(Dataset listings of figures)
⁂
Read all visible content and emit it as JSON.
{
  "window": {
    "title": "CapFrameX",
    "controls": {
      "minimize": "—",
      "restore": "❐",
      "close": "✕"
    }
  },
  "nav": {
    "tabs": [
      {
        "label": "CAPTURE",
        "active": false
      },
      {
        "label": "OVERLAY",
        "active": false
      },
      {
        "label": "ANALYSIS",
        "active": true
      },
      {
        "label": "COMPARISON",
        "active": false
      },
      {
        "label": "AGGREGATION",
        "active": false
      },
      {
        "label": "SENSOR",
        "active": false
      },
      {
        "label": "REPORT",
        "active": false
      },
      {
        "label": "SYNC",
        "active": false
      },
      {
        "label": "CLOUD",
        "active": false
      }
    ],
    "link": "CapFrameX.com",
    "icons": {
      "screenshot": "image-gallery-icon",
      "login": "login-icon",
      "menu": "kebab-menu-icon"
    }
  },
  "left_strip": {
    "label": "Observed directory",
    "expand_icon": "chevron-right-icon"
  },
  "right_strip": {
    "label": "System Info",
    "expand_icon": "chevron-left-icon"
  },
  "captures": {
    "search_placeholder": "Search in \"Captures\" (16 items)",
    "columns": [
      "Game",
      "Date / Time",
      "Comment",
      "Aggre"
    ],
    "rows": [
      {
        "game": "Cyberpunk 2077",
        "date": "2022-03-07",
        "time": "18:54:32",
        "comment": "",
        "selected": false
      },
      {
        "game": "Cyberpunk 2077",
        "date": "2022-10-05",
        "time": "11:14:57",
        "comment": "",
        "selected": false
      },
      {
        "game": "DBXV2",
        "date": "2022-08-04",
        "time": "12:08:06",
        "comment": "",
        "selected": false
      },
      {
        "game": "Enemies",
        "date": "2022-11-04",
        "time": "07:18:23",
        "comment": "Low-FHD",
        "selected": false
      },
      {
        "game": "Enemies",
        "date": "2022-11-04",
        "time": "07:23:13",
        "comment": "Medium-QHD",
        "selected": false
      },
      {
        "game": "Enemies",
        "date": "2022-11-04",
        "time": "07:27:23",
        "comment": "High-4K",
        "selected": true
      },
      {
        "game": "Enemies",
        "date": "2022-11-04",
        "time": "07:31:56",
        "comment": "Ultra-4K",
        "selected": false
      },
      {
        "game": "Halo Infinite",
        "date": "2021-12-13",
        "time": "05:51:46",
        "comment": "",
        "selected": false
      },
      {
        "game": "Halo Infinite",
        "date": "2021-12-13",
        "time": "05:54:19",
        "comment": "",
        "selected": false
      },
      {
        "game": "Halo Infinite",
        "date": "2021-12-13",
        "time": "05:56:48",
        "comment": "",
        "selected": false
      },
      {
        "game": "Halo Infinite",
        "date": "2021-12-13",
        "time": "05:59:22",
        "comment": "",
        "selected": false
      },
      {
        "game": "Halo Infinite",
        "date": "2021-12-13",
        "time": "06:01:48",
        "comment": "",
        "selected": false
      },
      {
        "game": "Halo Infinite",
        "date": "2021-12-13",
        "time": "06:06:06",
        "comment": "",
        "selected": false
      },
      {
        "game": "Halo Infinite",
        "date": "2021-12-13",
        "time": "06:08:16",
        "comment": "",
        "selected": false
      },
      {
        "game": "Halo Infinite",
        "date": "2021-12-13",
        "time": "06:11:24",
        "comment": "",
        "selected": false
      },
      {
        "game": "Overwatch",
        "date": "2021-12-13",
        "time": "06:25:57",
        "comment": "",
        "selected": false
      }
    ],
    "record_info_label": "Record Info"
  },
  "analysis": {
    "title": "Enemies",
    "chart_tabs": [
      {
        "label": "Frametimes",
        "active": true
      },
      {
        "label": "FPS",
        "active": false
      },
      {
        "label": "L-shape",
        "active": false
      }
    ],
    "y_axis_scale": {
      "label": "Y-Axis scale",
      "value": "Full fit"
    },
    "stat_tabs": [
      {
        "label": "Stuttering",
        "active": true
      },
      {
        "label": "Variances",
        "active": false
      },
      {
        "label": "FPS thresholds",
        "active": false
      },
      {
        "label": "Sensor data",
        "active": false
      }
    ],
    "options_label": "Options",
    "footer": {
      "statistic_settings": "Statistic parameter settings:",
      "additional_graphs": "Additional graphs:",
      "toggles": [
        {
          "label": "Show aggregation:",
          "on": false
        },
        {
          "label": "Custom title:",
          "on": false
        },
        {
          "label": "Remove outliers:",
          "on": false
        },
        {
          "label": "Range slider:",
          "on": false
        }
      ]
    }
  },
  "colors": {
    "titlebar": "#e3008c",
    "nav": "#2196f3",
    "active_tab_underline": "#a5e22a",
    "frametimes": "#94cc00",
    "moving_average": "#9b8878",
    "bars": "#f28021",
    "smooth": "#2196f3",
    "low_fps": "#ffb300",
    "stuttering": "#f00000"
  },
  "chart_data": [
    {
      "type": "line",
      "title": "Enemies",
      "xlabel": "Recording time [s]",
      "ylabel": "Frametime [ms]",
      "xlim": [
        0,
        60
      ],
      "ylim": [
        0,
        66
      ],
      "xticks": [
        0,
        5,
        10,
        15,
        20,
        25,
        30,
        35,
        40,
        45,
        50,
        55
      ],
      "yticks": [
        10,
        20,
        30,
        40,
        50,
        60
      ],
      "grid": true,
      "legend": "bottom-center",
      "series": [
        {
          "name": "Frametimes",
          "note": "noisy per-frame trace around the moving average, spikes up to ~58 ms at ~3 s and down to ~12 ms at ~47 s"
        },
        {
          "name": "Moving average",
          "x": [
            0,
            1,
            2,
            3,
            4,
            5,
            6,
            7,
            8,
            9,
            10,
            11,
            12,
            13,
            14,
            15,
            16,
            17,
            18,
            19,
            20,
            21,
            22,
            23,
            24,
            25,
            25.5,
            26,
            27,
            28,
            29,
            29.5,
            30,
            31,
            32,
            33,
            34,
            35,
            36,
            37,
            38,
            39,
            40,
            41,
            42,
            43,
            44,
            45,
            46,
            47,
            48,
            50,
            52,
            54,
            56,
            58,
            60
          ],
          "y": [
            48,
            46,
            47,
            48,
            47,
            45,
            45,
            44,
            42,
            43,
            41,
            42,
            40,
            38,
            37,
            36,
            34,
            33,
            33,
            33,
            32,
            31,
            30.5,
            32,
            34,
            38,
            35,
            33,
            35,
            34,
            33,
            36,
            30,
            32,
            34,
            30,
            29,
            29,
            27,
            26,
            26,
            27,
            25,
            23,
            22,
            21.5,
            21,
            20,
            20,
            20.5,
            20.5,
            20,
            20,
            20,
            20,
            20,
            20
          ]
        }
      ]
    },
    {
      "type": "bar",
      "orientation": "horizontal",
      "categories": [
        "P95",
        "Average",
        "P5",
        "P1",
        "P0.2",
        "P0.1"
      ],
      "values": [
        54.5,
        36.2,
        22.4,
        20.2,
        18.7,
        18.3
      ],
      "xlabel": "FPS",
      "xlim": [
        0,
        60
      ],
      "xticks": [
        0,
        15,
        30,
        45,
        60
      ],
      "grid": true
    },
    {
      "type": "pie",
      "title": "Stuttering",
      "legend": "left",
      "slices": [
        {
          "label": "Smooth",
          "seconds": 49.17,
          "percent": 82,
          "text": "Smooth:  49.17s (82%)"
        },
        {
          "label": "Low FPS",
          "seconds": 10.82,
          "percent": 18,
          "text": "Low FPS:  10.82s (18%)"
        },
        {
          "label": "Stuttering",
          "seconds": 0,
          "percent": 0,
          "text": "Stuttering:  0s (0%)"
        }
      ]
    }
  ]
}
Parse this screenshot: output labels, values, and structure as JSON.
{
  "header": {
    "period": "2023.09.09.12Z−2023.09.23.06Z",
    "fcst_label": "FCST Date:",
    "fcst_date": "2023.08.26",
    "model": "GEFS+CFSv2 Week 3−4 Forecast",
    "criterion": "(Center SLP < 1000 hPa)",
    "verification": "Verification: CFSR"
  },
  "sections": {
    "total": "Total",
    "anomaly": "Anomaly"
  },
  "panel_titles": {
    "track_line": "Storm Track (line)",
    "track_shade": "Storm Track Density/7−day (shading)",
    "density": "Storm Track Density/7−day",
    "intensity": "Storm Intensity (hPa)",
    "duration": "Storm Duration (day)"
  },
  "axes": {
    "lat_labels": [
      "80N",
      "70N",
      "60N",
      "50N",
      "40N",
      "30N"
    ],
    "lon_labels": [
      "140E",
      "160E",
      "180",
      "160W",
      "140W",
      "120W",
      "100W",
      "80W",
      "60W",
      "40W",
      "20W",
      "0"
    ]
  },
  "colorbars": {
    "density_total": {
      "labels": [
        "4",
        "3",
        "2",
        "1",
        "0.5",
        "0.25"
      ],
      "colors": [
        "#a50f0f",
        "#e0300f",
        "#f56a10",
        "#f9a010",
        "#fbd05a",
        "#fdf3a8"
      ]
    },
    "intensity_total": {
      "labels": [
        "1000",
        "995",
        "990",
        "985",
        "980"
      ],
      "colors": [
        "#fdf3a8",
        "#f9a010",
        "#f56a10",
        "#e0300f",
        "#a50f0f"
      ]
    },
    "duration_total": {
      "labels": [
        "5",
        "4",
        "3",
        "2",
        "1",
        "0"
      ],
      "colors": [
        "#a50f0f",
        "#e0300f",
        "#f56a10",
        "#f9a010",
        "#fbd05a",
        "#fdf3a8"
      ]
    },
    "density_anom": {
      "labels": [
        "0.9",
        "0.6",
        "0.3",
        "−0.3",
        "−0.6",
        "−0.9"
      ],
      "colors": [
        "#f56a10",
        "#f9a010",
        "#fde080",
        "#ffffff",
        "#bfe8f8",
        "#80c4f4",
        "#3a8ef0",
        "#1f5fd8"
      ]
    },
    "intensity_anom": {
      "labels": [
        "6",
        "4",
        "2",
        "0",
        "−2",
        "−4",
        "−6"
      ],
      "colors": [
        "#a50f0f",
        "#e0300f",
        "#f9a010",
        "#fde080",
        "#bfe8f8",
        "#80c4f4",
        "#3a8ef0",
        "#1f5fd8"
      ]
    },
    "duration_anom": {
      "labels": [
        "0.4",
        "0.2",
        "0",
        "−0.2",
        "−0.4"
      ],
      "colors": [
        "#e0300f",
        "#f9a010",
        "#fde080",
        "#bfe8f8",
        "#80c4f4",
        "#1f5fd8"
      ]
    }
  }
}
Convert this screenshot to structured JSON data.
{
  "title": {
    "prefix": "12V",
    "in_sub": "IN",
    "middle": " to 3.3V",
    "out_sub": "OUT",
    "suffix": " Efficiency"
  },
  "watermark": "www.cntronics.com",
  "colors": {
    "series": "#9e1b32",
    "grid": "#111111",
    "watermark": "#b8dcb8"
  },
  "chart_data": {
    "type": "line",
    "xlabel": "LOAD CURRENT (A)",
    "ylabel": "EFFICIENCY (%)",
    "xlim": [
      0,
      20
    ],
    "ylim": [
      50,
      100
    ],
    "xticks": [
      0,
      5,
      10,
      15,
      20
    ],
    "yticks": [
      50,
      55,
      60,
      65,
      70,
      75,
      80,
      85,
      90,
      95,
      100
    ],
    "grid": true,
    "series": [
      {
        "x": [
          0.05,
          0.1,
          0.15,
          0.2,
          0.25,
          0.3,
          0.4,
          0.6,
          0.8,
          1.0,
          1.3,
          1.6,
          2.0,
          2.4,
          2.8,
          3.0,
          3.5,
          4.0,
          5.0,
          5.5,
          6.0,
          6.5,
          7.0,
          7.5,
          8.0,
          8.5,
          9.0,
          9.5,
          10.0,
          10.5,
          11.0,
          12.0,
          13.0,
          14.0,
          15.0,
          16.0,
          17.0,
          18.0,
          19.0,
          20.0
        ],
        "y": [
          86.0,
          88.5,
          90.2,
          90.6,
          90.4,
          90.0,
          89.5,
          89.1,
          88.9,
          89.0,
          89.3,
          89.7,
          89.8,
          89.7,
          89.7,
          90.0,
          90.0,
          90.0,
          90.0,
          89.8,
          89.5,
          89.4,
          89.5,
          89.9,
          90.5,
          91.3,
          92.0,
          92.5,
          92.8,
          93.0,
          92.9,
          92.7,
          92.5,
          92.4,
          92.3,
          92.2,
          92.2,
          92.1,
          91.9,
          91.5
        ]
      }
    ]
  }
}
⁂
#### Job
What is the number of lines in the records that contain the word "watermark"? Answer with the number and nothing else.

#### Response to this task
2